** begin **
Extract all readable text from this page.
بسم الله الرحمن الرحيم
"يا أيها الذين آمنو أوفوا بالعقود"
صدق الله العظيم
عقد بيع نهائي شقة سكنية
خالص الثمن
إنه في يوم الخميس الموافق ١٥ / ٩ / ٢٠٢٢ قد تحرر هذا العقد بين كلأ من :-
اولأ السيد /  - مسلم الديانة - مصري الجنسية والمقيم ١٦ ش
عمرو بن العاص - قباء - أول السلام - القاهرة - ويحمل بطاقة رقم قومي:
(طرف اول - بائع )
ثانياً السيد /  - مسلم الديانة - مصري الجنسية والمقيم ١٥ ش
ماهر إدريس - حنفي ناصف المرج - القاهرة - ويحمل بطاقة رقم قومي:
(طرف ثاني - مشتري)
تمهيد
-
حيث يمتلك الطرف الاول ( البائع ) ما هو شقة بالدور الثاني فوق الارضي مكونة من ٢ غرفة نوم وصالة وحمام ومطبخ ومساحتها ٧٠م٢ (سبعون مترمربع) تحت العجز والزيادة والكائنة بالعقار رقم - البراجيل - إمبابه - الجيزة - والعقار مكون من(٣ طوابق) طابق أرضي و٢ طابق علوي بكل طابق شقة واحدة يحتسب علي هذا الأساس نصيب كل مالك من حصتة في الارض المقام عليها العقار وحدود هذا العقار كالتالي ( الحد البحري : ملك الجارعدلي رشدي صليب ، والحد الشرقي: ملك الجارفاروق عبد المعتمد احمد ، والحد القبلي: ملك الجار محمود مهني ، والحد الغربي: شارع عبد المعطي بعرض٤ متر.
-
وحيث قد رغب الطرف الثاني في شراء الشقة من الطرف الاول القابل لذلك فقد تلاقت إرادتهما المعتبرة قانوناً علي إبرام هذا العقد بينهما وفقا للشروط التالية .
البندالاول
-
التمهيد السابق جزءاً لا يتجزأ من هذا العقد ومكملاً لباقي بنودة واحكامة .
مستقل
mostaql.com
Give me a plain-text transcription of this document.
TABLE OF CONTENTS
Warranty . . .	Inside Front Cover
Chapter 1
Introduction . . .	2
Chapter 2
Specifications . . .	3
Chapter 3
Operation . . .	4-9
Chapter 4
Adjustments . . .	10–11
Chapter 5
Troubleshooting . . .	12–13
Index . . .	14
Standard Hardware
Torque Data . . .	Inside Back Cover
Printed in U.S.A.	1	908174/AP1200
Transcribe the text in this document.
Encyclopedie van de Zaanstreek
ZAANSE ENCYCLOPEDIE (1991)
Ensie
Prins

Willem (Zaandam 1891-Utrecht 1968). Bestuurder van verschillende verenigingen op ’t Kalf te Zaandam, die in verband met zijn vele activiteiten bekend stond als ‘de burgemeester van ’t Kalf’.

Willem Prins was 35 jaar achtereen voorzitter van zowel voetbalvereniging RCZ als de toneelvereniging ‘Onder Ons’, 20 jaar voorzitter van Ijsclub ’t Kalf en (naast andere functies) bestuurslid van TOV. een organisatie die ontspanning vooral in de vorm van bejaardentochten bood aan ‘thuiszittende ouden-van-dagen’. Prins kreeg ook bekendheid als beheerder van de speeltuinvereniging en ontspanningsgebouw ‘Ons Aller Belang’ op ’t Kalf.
** end **
● **YOUR INSTRUCTIONS**: Working from the material above, retype it in its entirety without change.

● **FINISHED TASK**:
Extract all readable text from this page.
بسم الله الرحمن الرحيم
"يا أيها الذين آمنو أوفوا بالعقود"
صدق الله العظيم
عقد بيع نهائي شقة سكنية
خالص الثمن
إنه في يوم الخميس الموافق ١٥ / ٩ / ٢٠٢٢ قد تحرر هذا العقد بين كلأ من :-
اولأ السيد /  - مسلم الديانة - مصري الجنسية والمقيم ١٦ ش
عمرو بن العاص - قباء - أول السلام - القاهرة - ويحمل بطاقة رقم قومي:
(طرف اول - بائع )
ثانياً السيد /  - مسلم الديانة - مصري الجنسية والمقيم ١٥ ش
ماهر إدريس - حنفي ناصف المرج - القاهرة - ويحمل بطاقة رقم قومي:
(طرف ثاني - مشتري)
تمهيد
-
حيث يمتلك الطرف الاول ( البائع ) ما هو شقة بالدور الثاني فوق الارضي مكونة من ٢ غرفة نوم وصالة وحمام ومطبخ ومساحتها ٧٠م٢ (سبعون مترمربع) تحت العجز والزيادة والكائنة بالعقار رقم - البراجيل - إمبابه - الجيزة - والعقار مكون من(٣ طوابق) طابق أرضي و٢ طابق علوي بكل طابق شقة واحدة يحتسب علي هذا الأساس نصيب كل مالك من حصتة في الارض المقام عليها العقار وحدود هذا العقار كالتالي ( الحد البحري : ملك الجارعدلي رشدي صليب ، والحد الشرقي: ملك الجارفاروق عبد المعتمد احمد ، والحد القبلي: ملك الجار محمود مهني ، والحد الغربي: شارع عبد المعطي بعرض٤ متر.
-
وحيث قد رغب الطرف الثاني في شراء الشقة من الطرف الاول القابل لذلك فقد تلاقت إرادتهما المعتبرة قانوناً علي إبرام هذا العقد بينهما وفقا للشروط التالية .
البندالاول
-
التمهيد السابق جزءاً لا يتجزأ من هذا العقد ومكملاً لباقي بنودة واحكامة .
مستقل
mostaql.com
Give me a plain-text transcription of this document.
TABLE OF CONTENTS
Warranty . . .	Inside Front Cover
Chapter 1
Introduction . . .	2
Chapter 2
Specifications . . .	3
Chapter 3
Operation . . .	4-9
Chapter 4
Adjustments . . .	10–11
Chapter 5
Troubleshooting . . .	12–13
Index . . .	14
Standard Hardware
Torque Data . . .	Inside Back Cover
Printed in U.S.A.	1	908174/AP1200
Transcribe the text in this document.
Encyclopedie van de Zaanstreek
ZAANSE ENCYCLOPEDIE (1991)
Ensie
Prins

Willem (Zaandam 1891-Utrecht 1968). Bestuurder van verschillende verenigingen op ’t Kalf te Zaandam, die in verband met zijn vele activiteiten bekend stond als ‘de burgemeester van ’t Kalf’.

Willem Prins was 35 jaar achtereen voorzitter van zowel voetbalvereniging RCZ als de toneelvereniging ‘Onder Ons’, 20 jaar voorzitter van Ijsclub ’t Kalf en (naast andere functies) bestuurslid van TOV. een organisatie die ontspanning vooral in de vorm van bejaardentochten bood aan ‘thuiszittende ouden-van-dagen’. Prins kreeg ook bekendheid als beheerder van de speeltuinvereniging en ontspanningsgebouw ‘Ons Aller Belang’ op ’t Kalf.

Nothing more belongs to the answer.